## [To do]
Work out how many lines of the data contain the string "callout", with case counting, and reply with only that number.

Dataset excerpt:
···

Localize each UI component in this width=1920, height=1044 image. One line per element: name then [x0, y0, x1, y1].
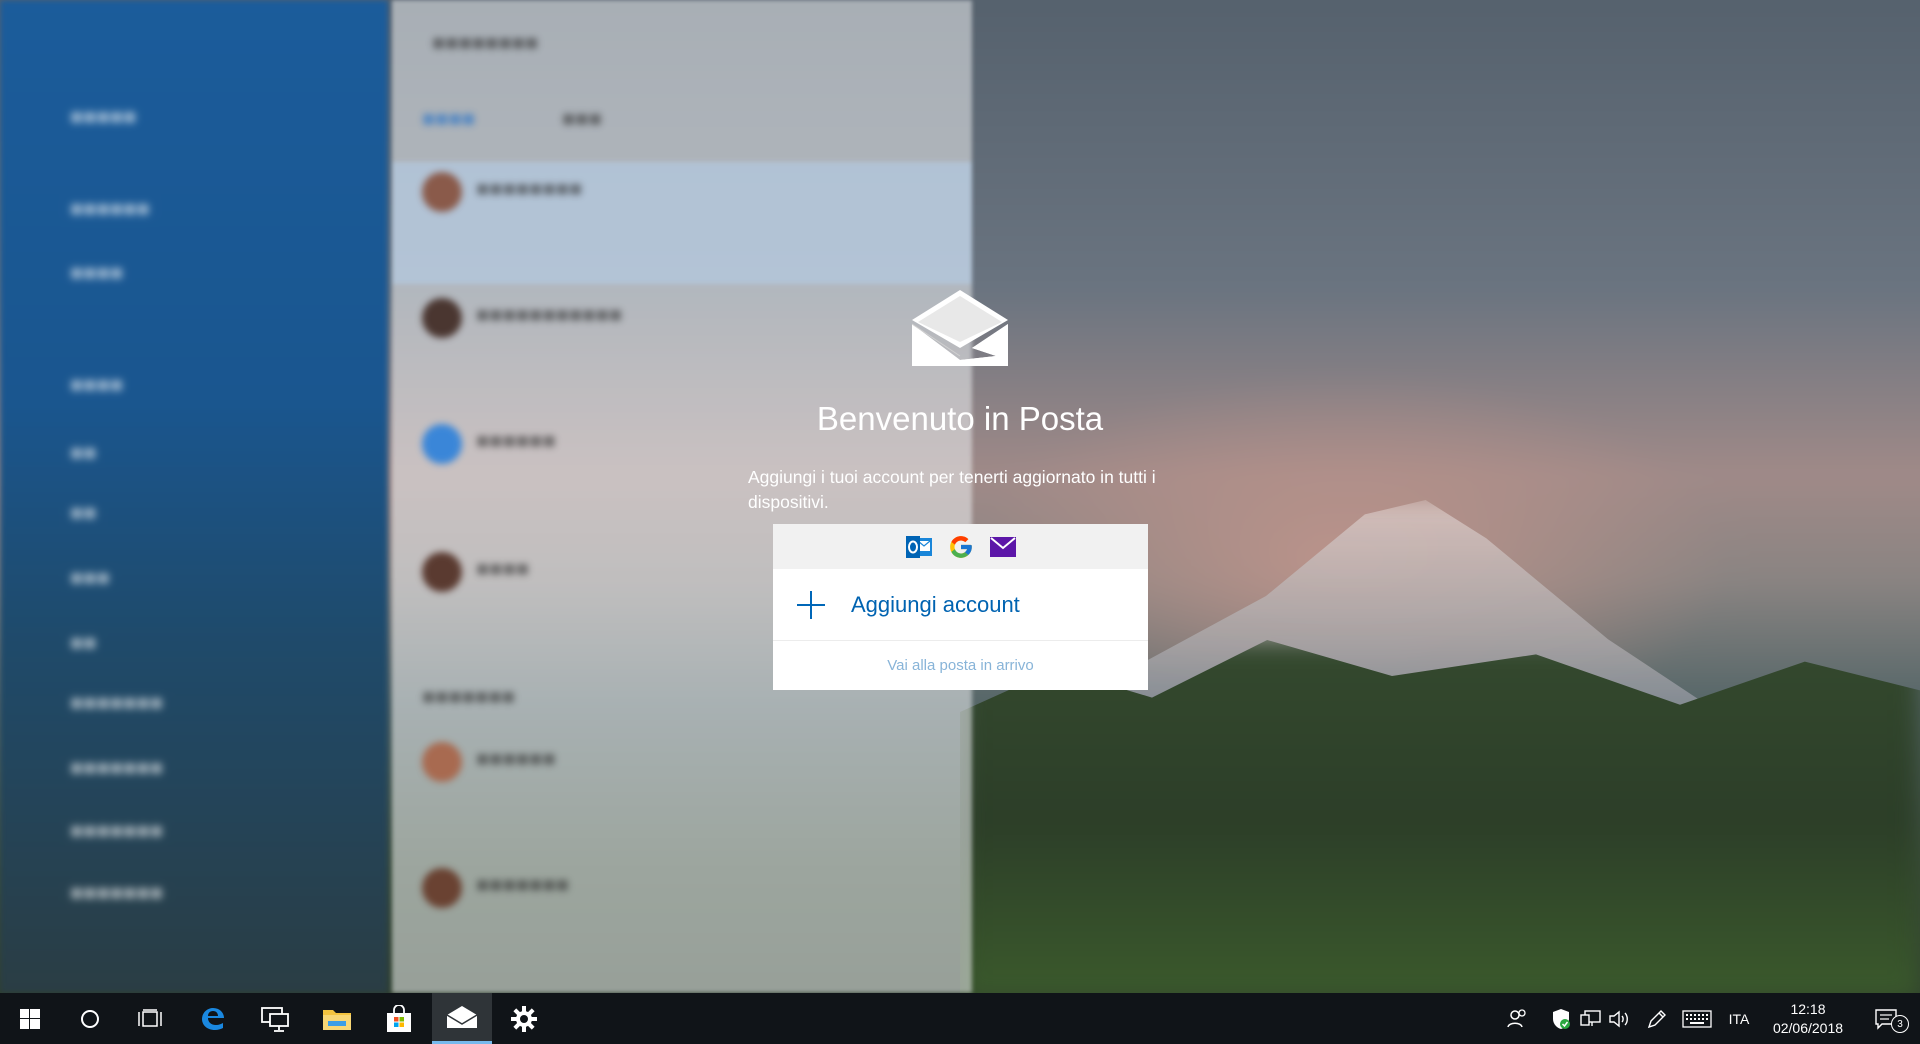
- cortana-icon: [81, 1009, 99, 1028]
- input-language[interactable]: ITA: [1722, 993, 1756, 1044]
- clock-time: 12:18: [1790, 1001, 1826, 1017]
- network-button[interactable]: [1578, 993, 1604, 1044]
- settings-button[interactable]: [494, 993, 554, 1044]
- account-card: Aggiungi account Vai alla posta in arriv…: [773, 524, 1148, 690]
- store-button[interactable]: [369, 993, 429, 1044]
- remote-desktop-icon: [261, 1006, 289, 1032]
- settings-icon: [511, 1005, 537, 1032]
- edge-button[interactable]: [183, 993, 243, 1044]
- mail-sidebar-blurred: ■■■■■ ■■■■■■ ■■■■ ■■■■ ■■ ■■ ■■■ ■■ ■■■■…: [0, 0, 388, 993]
- start-icon: [20, 1008, 40, 1029]
- welcome-title: Benvenuto in Posta: [816, 400, 1104, 437]
- task-view-icon: [138, 1008, 162, 1027]
- edge-icon: [202, 1007, 224, 1030]
- people-icon: [1507, 1008, 1526, 1027]
- goto-inbox-link[interactable]: Vai alla posta in arrivo: [773, 641, 1148, 689]
- google-icon: [947, 533, 975, 561]
- cortana-button[interactable]: [60, 993, 120, 1044]
- volume-button[interactable]: [1606, 993, 1632, 1044]
- file-explorer-icon: [323, 1009, 351, 1030]
- outlook-icon: [905, 533, 933, 561]
- provider-strip: [773, 524, 1148, 569]
- task-view-button[interactable]: [120, 993, 180, 1044]
- mail-icon: [447, 1006, 477, 1028]
- notification-count-badge: 3: [1891, 1015, 1909, 1033]
- store-icon: [387, 1004, 411, 1032]
- wallpaper-forest: [960, 640, 1920, 993]
- network-icon: [1580, 1009, 1601, 1026]
- touch-keyboard-button[interactable]: [1680, 993, 1714, 1044]
- pen-workspace-button[interactable]: [1643, 993, 1671, 1044]
- plus-icon: [797, 590, 825, 619]
- remote-desktop-button[interactable]: [245, 993, 305, 1044]
- welcome-subtitle: Aggiungi i tuoi account per tenerti aggi…: [748, 467, 1156, 512]
- start-button[interactable]: [0, 993, 60, 1044]
- mail-icon: [989, 533, 1017, 561]
- mail-taskbar-button[interactable]: [432, 993, 492, 1044]
- pen-icon: [1647, 1009, 1666, 1028]
- volume-icon: [1609, 1010, 1628, 1027]
- mail-envelope-icon: [912, 290, 1008, 366]
- clock-date: 02/06/2018: [1772, 1020, 1844, 1036]
- add-account-button[interactable]: Aggiungi account: [773, 569, 1148, 641]
- people-button[interactable]: [1503, 993, 1531, 1044]
- keyboard-icon: [1682, 1009, 1712, 1028]
- file-explorer-button[interactable]: [307, 993, 367, 1044]
- clock[interactable]: 12:18 02/06/2018: [1758, 1000, 1858, 1038]
- shield-icon: [1553, 1008, 1570, 1029]
- add-account-label: Aggiungi account: [851, 591, 1020, 617]
- defender-button[interactable]: [1548, 993, 1574, 1044]
- taskbar: ITA 12:18 02/06/2018 3: [0, 993, 1920, 1044]
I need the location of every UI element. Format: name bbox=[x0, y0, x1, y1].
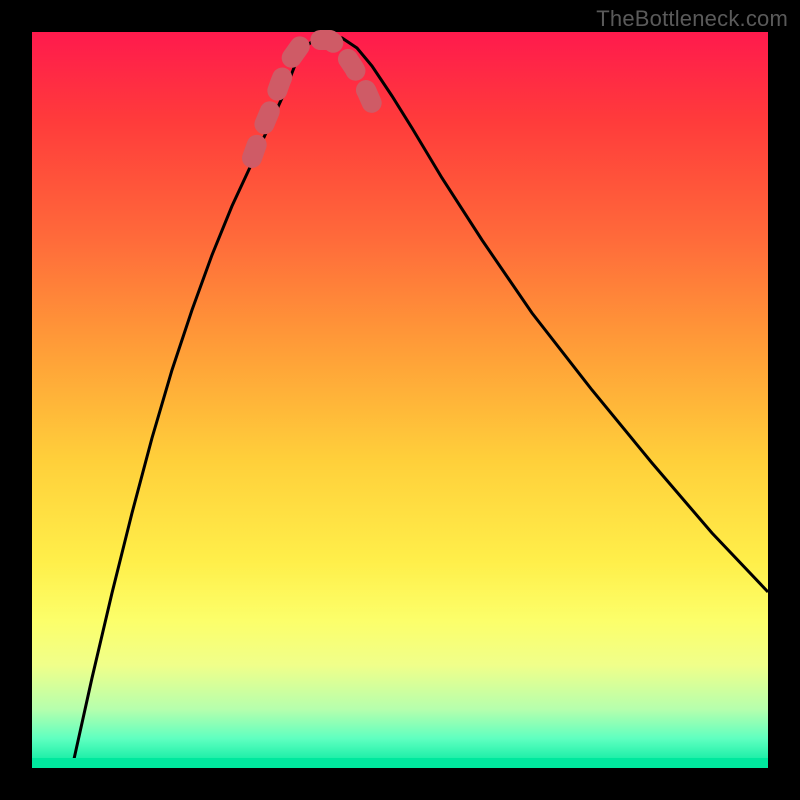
chart-frame bbox=[32, 32, 768, 768]
chart-svg bbox=[32, 32, 768, 768]
bottom-edge bbox=[32, 758, 768, 768]
overlay-marks-path bbox=[252, 40, 380, 158]
curve-path bbox=[72, 36, 768, 768]
watermark-text: TheBottleneck.com bbox=[596, 6, 788, 32]
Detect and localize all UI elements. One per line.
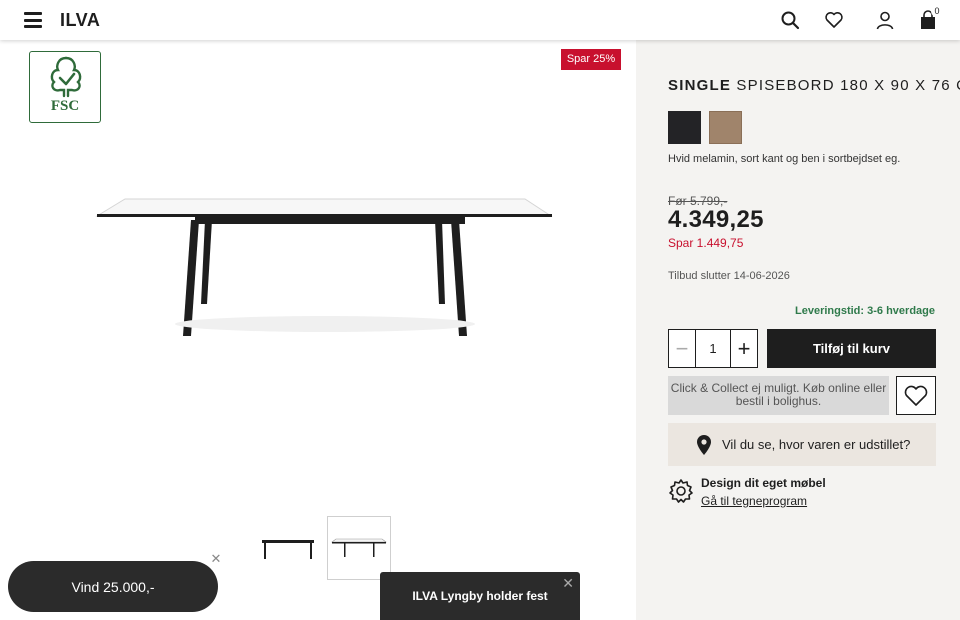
showroom-label: Vil du se, hvor varen er udstillet? <box>722 437 911 452</box>
click-collect-notice: Click & Collect ej muligt. Køb online el… <box>668 376 889 415</box>
fsc-tree-icon <box>50 56 82 98</box>
ilva-logo[interactable]: ILVA <box>60 10 100 31</box>
color-swatch-black[interactable] <box>668 111 701 144</box>
top-navigation-bar: ILVA 0 <box>0 0 960 40</box>
gear-icon <box>669 479 693 503</box>
search-icon[interactable] <box>780 10 800 30</box>
design-program-link[interactable]: Gå til tegneprogram <box>701 494 807 508</box>
close-icon[interactable]: ✕ <box>562 575 574 592</box>
quantity-increase-button[interactable]: + <box>730 330 757 367</box>
heart-icon[interactable] <box>824 10 844 30</box>
savings-amount: Spar 1.449,75 <box>668 236 744 250</box>
cart-count-badge: 0 <box>931 5 943 17</box>
offer-end-date: Tilbud slutter 14-06-2026 <box>668 270 790 282</box>
quantity-decrease-button[interactable]: − <box>669 330 696 367</box>
delivery-time: Leveringstid: 3-6 hverdage <box>795 305 935 317</box>
discount-badge: Spar 25% <box>561 49 621 70</box>
close-icon[interactable]: ✕ <box>208 551 224 567</box>
design-furniture-title: Design dit eget møbel <box>701 476 826 490</box>
product-image-table[interactable] <box>95 196 555 346</box>
win-promo-button[interactable]: Vind 25.000,- <box>8 561 218 612</box>
product-title-name: SPISEBORD 180 X 90 X 76 CM <box>731 77 960 94</box>
thumbnail-table-black <box>262 540 314 559</box>
event-toast-label: ILVA Lyngby holder fest <box>412 589 548 603</box>
thumbnail-2[interactable] <box>327 516 391 580</box>
quantity-value[interactable]: 1 <box>696 330 730 367</box>
menu-icon[interactable] <box>24 12 42 28</box>
event-toast[interactable]: ILVA Lyngby holder fest ✕ <box>380 572 580 620</box>
current-price: 4.349,25 <box>668 206 764 233</box>
color-swatch-brown[interactable] <box>709 111 742 144</box>
product-title-brand: SINGLE <box>668 77 732 94</box>
add-to-cart-button[interactable]: Tilføj til kurv <box>767 329 936 368</box>
user-icon[interactable] <box>875 10 895 30</box>
fsc-badge: FSC <box>29 51 101 123</box>
location-pin-icon <box>697 435 711 455</box>
product-description: Hvid melamin, sort kant og ben i sortbej… <box>668 153 901 165</box>
product-title: SINGLE SPISEBORD 180 X 90 X 76 CM <box>668 77 960 94</box>
quantity-stepper: − 1 + <box>668 329 758 368</box>
thumbnail-table-white <box>331 538 387 557</box>
fsc-label: FSC <box>50 98 80 114</box>
heart-icon <box>904 385 928 406</box>
thumbnail-1[interactable] <box>256 516 320 580</box>
showroom-finder-button[interactable]: Vil du se, hvor varen er udstillet? <box>668 423 936 466</box>
favorite-button[interactable] <box>896 376 936 415</box>
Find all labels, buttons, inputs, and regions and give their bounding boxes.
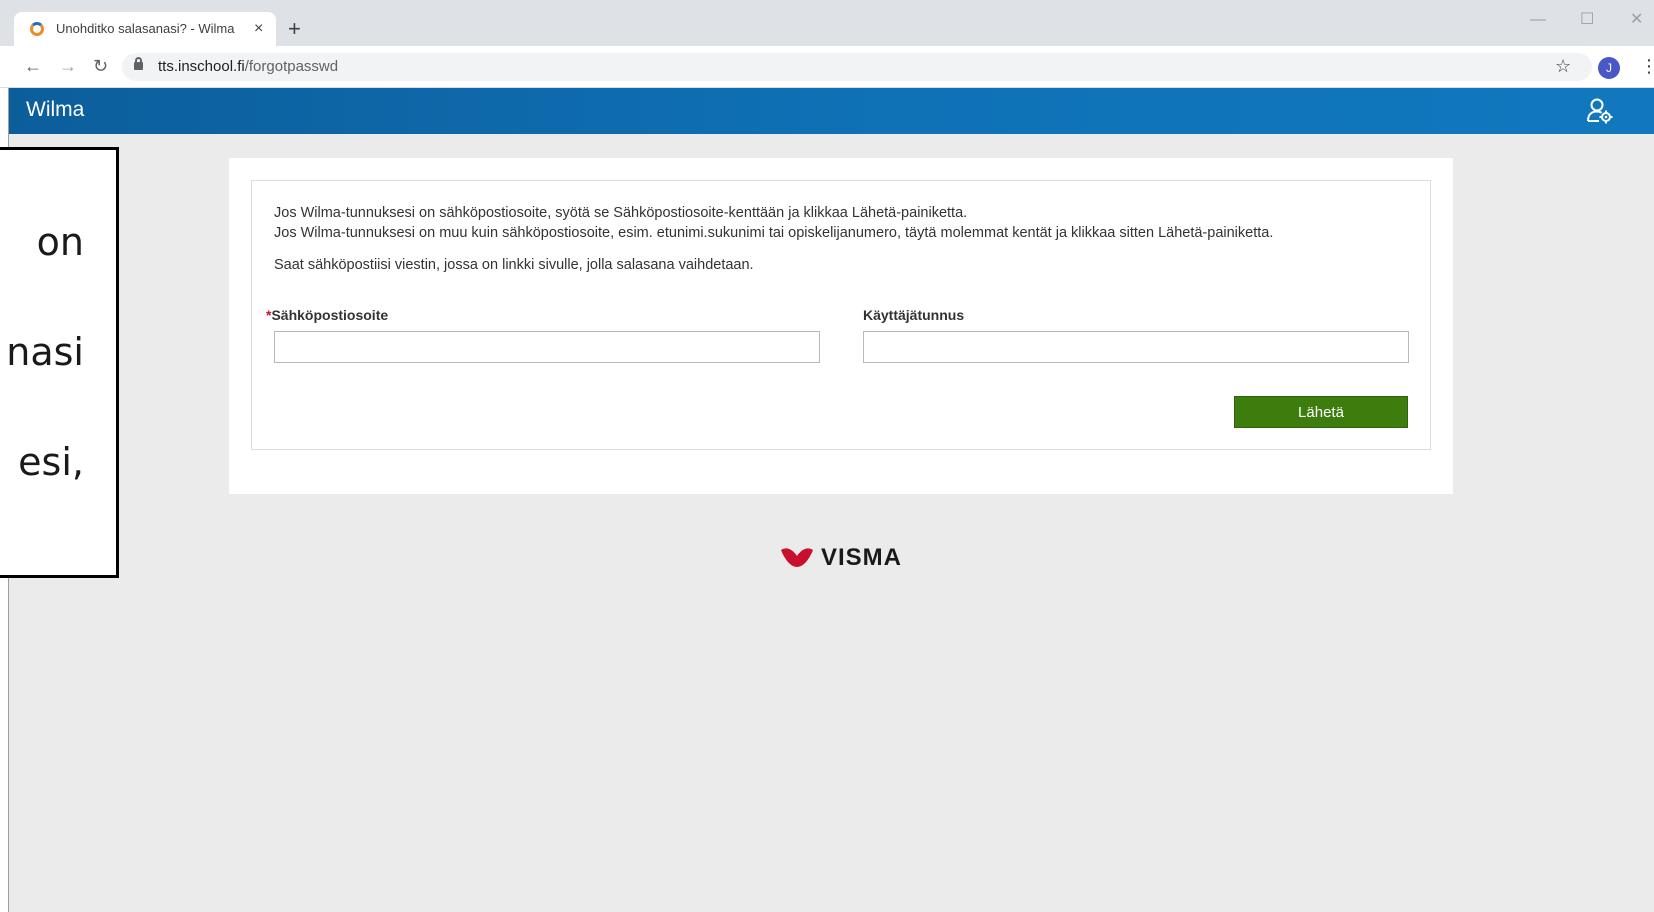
browser-tabstrip: Unohditko salasanasi? - Wilma - × + — ☐ … <box>0 0 1654 46</box>
window-close-button[interactable]: ✕ <box>1630 10 1643 30</box>
profile-avatar[interactable]: J <box>1598 57 1620 79</box>
forgot-password-form: Jos Wilma-tunnuksesi on sähköpostiosoite… <box>251 180 1431 450</box>
submit-button[interactable]: Lähetä <box>1234 396 1408 428</box>
username-label: Käyttäjätunnus <box>863 307 965 323</box>
callout-line-3: esi, <box>18 440 84 484</box>
tab-close-icon[interactable]: × <box>254 19 263 39</box>
app-header: Wilma <box>9 88 1654 134</box>
callout-line-1: on <box>36 220 84 264</box>
tab-title: Unohditko salasanasi? - Wilma - <box>56 21 236 36</box>
app-title[interactable]: Wilma <box>26 98 84 122</box>
visma-brand-text: VISMA <box>821 544 903 571</box>
reload-button[interactable]: ↻ <box>93 56 108 76</box>
url-text[interactable]: tts.inschool.fi/forgotpasswd <box>158 58 338 75</box>
browser-menu-icon[interactable]: ⋮ <box>1640 56 1654 76</box>
page-area: Wilma Jos Wilma-tunnuksesi on sähköposti… <box>8 88 1654 912</box>
visma-logo: VISMA <box>779 544 903 571</box>
instruction-callout: on nasi esi, <box>0 147 119 578</box>
visma-swoosh-icon <box>781 548 813 567</box>
email-label-text: Sähköpostiosoite <box>271 307 389 323</box>
browser-tab[interactable]: Unohditko salasanasi? - Wilma - × <box>14 12 276 46</box>
window-maximize-button[interactable]: ☐ <box>1580 10 1594 30</box>
browser-toolbar: ← → ↻ tts.inschool.fi/forgotpasswd ☆ J ⋮ <box>0 46 1654 88</box>
back-button[interactable]: ← <box>24 56 42 76</box>
callout-line-2: nasi <box>6 330 84 374</box>
new-tab-button[interactable]: + <box>288 18 301 40</box>
wilma-favicon-icon <box>30 22 44 36</box>
url-path: /forgotpasswd <box>244 58 339 75</box>
bookmark-star-icon[interactable]: ☆ <box>1555 56 1571 76</box>
email-input[interactable] <box>274 331 820 363</box>
forgot-password-card: Jos Wilma-tunnuksesi on sähköpostiosoite… <box>229 158 1453 494</box>
intro-text-3: Saat sähköpostiisi viestin, jossa on lin… <box>274 257 754 273</box>
user-settings-icon[interactable] <box>1585 96 1615 126</box>
username-input[interactable] <box>863 331 1409 363</box>
url-host: tts.inschool.fi <box>158 58 245 75</box>
window-minimize-button[interactable]: — <box>1530 10 1546 30</box>
lock-icon <box>134 57 143 70</box>
email-label: *Sähköpostiosoite <box>266 307 388 323</box>
forward-button[interactable]: → <box>59 56 77 76</box>
address-bar[interactable]: tts.inschool.fi/forgotpasswd <box>122 53 1592 81</box>
intro-text-2: Jos Wilma-tunnuksesi on muu kuin sähköpo… <box>274 225 1274 241</box>
intro-text-1: Jos Wilma-tunnuksesi on sähköpostiosoite… <box>274 205 968 221</box>
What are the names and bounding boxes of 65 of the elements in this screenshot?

···

## [Written answer]
4